(Text):
§

Premiership Odds: $12.00
Coach: John Longmire
In: Callum Sinclair (West Coast), Michael Talia (Western Bulldogs), Callum Mills (North Shore – Academy nominee), Tyrone Leonardis (Northern Knights), Jordan Dawson (Sturt), Sam Naismith (Sydney rookie). Rookies: Colin O’Riordan (Category B), Harry Marsh (Sydney), Tom Papley (Gippsland Power), Kyle Galloway (Sheparton), Sam Murray (Wodonga).
Out: Lewis Jetta (West Coast), Craig Bird (Essendon), Harry Marsh (delisted – Sydney rookie), Adam Goodes (retired), Mike Pyke (retired), Rhyce Shaw (retired). Rookies: Sean McLaren (delisted), Lloyd Perris (delisted).
The Sydney Swans snuck into fourth position in 2015, but became the third team in two seasons to be eliminated in straight sets with consecutive losses in the qualifying and semi finals. Nearly every team who finished top four for the previous 15 years reached the preliminary final, but that trend appears to be changing as the competition continues to even up. Sydney started the season on fire as it found itself outright second at 9-2 after 11 rounds. It was from this point of the season that the Bloods started to become a bit shaky, losing 4 of its next 7 matches. Characteristics that have become folklore of the Swans famed culture began to drop off dramatically, almost all of it inside related and the cancer couldn’t be cured before finals. Due to a heavy top ended salary cap that is dominated by big names, retaining depth players that were all so important during the 2005 and 2012 Premierships has become a difficult task. It has meant that the list management strategy has been more draft focused and to the Swans luck, they have managed to produce two gems in Isaac Heeney and Callum Mills from their academy in the last two years. Players like these still take time to develop though and with the likes of Jetta, Goodes, Pyke, Shaw and Bird on the exit list, it will be interesting to see you can step up for the Swans.
Sydney have long been regarded as the contested kings of the competition, but weren’t nearly as imposing in the area during 2015. After ranking first with 147 contested possessions per game in 2014, that figure dropped to 139.3 in 2015 to see the Swans fall outside the top four in that category. 2014 also saw a sharp decline in clearances and that couldn’t improve last year, ranking 12th in the competition with 38.3 per game. John Longmire promotes a tight and contested game plan that produces many stoppages to see Sydney ranked highly for tackles and total possessions, but his side is now struggling to win the ball first. The Swans possess a big name midfield with Kennedy, Hannebery, Parker, Mitchell and Jack, but Kennedy carries a heavy workload at the stoppages. His average of 7.7 clearances a game is elite, but probably requires another star to lift their output to 6-7 a match if this chosen style is to continue.

§

(Items from a dataset)
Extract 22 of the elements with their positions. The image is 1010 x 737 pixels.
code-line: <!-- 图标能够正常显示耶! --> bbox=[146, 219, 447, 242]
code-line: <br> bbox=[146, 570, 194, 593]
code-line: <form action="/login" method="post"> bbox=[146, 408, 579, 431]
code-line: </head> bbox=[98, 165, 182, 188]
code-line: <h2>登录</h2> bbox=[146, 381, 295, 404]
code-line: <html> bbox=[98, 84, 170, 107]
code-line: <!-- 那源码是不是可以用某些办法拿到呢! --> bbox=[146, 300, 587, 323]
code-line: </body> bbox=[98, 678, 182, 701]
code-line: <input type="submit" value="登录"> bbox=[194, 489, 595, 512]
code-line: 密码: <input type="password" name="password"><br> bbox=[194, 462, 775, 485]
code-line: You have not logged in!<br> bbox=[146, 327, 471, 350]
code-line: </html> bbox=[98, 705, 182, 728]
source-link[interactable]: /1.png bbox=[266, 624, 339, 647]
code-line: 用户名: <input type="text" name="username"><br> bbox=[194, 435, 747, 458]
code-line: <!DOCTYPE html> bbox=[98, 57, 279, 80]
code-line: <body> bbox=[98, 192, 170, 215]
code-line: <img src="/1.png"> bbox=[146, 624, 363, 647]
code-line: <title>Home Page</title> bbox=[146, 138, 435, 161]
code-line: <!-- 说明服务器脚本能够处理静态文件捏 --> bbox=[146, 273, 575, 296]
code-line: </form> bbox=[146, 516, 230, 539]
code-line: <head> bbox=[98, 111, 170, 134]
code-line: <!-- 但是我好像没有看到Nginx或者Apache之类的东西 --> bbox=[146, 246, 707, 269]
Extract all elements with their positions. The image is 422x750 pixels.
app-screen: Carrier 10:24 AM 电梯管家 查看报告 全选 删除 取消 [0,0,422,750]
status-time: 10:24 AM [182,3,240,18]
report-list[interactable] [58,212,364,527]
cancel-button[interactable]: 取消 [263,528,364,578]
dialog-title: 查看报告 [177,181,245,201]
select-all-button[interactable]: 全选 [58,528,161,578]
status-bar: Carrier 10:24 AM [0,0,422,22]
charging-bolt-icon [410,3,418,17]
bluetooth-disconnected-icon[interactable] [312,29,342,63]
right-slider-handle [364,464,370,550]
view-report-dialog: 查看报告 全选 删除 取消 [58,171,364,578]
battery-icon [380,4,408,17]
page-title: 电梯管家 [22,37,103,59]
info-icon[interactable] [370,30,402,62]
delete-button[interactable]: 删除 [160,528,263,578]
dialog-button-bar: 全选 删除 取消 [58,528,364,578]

§

(Problem details):
Write out the part of the Sydney Swans text starting with "Out: Lewis Jetta" and going on through "Lloyd Perris (delisted).". None of these items matter here.

(Reply to the exercise):
Out: Lewis Jetta (West Coast), Craig Bird (Essendon), Harry Marsh (delisted – Sydney rookie), Adam Goodes (retired), Mike Pyke (retired), Rhyce Shaw (retired). Rookies: Sean McLaren (delisted), Lloyd Perris (delisted).